Input:
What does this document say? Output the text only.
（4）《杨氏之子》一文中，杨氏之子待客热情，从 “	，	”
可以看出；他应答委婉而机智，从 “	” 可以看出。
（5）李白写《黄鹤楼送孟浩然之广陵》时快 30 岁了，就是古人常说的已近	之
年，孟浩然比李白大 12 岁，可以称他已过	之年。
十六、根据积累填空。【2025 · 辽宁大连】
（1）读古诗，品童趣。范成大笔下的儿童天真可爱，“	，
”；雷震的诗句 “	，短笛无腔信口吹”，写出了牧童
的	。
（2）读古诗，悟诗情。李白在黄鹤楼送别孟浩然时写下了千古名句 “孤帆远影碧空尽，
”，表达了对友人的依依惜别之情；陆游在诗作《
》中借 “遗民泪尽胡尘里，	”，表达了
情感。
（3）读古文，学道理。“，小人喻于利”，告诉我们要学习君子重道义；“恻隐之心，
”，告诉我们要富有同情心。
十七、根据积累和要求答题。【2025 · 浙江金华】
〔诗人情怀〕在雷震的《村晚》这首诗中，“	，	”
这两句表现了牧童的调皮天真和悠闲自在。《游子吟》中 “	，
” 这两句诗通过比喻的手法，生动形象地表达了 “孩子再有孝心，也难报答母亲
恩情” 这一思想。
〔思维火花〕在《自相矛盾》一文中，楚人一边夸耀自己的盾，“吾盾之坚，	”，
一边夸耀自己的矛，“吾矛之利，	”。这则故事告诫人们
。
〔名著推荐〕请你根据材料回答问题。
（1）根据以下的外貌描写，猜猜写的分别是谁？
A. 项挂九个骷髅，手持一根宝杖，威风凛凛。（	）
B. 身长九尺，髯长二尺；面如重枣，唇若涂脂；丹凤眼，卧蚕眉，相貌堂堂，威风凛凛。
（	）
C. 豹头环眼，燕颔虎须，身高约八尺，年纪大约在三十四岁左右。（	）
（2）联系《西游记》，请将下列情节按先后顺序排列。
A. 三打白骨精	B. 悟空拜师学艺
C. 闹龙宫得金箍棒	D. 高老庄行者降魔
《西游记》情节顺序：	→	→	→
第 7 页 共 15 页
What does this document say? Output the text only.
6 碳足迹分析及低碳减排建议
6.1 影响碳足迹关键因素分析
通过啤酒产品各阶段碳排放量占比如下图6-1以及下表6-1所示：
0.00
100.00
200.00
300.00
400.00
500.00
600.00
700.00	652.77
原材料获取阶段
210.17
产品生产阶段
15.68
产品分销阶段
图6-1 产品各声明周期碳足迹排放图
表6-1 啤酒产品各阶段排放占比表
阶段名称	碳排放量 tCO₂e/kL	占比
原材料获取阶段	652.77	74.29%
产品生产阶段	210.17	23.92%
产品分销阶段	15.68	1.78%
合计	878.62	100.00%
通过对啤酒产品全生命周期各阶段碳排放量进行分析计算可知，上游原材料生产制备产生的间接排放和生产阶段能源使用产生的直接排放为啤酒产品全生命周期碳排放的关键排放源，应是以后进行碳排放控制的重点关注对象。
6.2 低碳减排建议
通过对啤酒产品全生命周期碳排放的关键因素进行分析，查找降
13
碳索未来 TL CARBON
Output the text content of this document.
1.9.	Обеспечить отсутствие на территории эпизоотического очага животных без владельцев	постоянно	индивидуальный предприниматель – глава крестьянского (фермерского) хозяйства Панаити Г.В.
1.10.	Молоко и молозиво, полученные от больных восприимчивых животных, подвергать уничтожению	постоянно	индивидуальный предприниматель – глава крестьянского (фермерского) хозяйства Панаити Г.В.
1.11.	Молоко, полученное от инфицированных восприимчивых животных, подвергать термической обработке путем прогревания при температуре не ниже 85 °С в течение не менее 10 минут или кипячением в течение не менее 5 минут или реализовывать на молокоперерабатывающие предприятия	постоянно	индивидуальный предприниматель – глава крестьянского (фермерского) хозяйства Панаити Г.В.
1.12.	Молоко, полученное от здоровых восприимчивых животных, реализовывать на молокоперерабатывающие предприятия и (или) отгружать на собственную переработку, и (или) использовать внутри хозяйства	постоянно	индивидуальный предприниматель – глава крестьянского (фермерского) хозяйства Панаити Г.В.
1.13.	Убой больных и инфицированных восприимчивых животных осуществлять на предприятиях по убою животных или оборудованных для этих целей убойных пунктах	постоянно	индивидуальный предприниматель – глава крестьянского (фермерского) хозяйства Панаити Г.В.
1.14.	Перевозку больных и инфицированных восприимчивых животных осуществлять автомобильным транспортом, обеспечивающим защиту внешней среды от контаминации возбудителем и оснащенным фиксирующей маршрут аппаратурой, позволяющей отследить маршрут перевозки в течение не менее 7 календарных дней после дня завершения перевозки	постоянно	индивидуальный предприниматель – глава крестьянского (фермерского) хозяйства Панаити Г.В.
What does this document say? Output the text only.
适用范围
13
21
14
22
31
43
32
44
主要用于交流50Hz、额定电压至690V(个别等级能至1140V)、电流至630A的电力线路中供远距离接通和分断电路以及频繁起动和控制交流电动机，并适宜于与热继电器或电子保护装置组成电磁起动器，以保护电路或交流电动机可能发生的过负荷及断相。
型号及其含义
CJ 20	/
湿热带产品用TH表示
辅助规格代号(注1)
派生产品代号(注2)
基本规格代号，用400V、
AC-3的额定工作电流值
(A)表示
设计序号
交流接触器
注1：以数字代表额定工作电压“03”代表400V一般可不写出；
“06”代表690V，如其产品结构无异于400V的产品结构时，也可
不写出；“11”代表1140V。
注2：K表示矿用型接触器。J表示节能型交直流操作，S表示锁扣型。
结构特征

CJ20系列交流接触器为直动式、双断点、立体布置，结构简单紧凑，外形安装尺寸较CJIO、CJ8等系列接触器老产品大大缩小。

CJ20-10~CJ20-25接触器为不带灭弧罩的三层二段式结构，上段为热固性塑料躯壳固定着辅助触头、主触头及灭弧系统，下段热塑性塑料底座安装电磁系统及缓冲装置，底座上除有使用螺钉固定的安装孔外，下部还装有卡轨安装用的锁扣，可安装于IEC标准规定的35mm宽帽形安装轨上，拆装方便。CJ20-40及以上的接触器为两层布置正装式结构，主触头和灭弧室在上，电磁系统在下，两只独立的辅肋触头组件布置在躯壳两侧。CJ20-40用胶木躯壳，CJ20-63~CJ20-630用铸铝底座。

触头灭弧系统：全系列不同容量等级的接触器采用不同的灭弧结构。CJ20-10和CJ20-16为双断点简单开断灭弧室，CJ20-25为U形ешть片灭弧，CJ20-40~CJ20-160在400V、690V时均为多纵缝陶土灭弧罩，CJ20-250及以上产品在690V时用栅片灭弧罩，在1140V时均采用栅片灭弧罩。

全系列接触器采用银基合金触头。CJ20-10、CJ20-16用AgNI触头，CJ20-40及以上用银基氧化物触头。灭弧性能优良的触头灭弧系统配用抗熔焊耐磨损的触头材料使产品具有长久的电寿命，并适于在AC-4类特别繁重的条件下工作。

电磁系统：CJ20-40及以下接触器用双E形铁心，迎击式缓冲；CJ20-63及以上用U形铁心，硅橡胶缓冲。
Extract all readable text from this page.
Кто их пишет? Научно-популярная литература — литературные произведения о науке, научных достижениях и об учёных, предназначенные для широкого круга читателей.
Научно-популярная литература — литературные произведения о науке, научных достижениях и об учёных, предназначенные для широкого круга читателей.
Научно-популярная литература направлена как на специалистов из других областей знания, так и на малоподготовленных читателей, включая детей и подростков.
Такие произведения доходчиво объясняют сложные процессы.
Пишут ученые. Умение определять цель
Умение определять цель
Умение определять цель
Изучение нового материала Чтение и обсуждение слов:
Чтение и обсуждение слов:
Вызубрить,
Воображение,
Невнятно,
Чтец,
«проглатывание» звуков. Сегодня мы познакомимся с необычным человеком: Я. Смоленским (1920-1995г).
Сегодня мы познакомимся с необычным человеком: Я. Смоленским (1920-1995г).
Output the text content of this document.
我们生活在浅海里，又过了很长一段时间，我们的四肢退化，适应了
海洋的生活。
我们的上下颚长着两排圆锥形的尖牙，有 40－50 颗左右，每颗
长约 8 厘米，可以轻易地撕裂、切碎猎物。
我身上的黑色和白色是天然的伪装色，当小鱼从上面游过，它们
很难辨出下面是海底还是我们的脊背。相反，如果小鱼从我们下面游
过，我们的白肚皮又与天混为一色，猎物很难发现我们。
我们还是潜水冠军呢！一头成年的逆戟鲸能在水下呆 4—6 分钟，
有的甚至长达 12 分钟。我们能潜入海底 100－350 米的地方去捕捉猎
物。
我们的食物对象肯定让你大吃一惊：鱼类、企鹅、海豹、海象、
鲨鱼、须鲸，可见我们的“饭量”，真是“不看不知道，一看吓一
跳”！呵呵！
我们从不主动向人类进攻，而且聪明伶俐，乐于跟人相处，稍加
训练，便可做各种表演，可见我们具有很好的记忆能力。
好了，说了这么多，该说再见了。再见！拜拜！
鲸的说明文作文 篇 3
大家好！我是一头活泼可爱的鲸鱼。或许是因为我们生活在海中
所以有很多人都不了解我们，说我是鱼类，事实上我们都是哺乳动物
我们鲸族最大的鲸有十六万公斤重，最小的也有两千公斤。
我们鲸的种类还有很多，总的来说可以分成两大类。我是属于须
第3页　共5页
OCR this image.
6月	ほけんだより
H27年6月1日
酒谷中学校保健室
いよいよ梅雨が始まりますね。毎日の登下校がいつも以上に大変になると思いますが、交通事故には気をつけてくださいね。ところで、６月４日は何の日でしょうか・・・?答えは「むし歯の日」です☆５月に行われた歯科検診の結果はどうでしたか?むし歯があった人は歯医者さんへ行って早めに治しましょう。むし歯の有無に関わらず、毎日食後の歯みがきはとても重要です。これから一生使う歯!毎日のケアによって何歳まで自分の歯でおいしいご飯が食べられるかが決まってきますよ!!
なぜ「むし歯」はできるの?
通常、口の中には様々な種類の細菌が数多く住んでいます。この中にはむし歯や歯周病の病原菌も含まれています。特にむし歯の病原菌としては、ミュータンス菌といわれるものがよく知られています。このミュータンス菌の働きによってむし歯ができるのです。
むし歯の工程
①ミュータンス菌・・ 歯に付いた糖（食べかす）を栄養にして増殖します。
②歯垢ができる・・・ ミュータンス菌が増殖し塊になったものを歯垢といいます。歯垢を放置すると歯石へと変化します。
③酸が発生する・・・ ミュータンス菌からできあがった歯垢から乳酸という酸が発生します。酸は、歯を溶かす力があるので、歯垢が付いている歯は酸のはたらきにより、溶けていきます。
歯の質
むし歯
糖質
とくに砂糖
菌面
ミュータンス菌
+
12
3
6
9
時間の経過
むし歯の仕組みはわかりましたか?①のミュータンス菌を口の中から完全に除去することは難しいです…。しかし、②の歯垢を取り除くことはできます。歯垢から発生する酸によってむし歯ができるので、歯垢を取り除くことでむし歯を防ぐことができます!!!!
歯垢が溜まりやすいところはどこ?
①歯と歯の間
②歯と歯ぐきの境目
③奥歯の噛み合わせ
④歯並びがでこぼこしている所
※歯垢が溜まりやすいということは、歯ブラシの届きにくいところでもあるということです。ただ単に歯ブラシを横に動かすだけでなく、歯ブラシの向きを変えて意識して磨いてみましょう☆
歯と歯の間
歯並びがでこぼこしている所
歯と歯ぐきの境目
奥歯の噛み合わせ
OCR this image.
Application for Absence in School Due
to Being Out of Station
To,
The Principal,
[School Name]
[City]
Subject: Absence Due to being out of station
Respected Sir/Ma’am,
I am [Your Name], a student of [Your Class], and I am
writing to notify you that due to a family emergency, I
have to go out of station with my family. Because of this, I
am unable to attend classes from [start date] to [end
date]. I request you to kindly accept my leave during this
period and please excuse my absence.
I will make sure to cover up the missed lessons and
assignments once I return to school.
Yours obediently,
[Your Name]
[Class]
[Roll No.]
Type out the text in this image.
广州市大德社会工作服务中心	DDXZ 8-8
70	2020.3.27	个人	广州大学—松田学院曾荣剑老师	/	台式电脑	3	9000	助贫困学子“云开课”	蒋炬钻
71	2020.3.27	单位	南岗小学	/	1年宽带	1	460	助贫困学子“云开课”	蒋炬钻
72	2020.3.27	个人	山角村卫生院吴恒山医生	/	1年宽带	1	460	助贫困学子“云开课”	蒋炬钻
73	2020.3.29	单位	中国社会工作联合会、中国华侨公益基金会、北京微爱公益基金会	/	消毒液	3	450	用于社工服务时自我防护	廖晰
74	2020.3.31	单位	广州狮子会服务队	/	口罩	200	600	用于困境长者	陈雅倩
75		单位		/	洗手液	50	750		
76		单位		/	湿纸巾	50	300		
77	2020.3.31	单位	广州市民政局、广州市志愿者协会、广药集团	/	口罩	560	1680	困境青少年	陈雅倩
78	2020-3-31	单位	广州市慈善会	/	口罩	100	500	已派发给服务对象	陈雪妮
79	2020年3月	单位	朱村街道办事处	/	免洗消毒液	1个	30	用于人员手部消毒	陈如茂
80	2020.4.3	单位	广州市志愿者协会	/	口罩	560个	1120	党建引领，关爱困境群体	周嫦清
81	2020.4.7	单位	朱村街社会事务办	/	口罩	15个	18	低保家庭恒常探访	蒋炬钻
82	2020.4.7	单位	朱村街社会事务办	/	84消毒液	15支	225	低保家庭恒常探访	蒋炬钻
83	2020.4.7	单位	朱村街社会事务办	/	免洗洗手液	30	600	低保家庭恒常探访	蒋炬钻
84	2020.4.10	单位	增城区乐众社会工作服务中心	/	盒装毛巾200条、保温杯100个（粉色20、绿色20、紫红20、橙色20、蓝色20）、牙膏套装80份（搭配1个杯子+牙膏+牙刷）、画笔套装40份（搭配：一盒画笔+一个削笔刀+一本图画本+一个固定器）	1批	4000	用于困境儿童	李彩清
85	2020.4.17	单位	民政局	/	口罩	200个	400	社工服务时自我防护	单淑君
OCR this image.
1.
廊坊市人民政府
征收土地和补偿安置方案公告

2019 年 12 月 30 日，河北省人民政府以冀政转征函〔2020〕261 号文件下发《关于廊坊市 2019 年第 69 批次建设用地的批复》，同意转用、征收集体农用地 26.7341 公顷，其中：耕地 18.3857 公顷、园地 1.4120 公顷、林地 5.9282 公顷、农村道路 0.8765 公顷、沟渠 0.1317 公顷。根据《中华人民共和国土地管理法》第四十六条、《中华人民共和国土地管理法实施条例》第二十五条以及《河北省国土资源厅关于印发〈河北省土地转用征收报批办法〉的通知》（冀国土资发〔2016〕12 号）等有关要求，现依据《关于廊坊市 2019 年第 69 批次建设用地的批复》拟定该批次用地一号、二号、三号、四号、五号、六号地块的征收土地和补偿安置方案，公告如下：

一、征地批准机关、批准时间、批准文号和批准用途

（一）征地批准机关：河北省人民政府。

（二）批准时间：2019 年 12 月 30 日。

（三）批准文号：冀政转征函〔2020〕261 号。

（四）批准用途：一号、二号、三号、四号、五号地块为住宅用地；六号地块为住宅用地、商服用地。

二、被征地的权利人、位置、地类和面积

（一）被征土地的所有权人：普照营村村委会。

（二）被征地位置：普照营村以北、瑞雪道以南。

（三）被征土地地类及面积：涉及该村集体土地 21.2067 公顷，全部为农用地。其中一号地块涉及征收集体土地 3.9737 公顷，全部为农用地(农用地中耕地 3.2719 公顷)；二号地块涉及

What is asked:
How many of the listing's lines contain "подвергать"? Respond with a single number and nothing else.

Result of the task:
2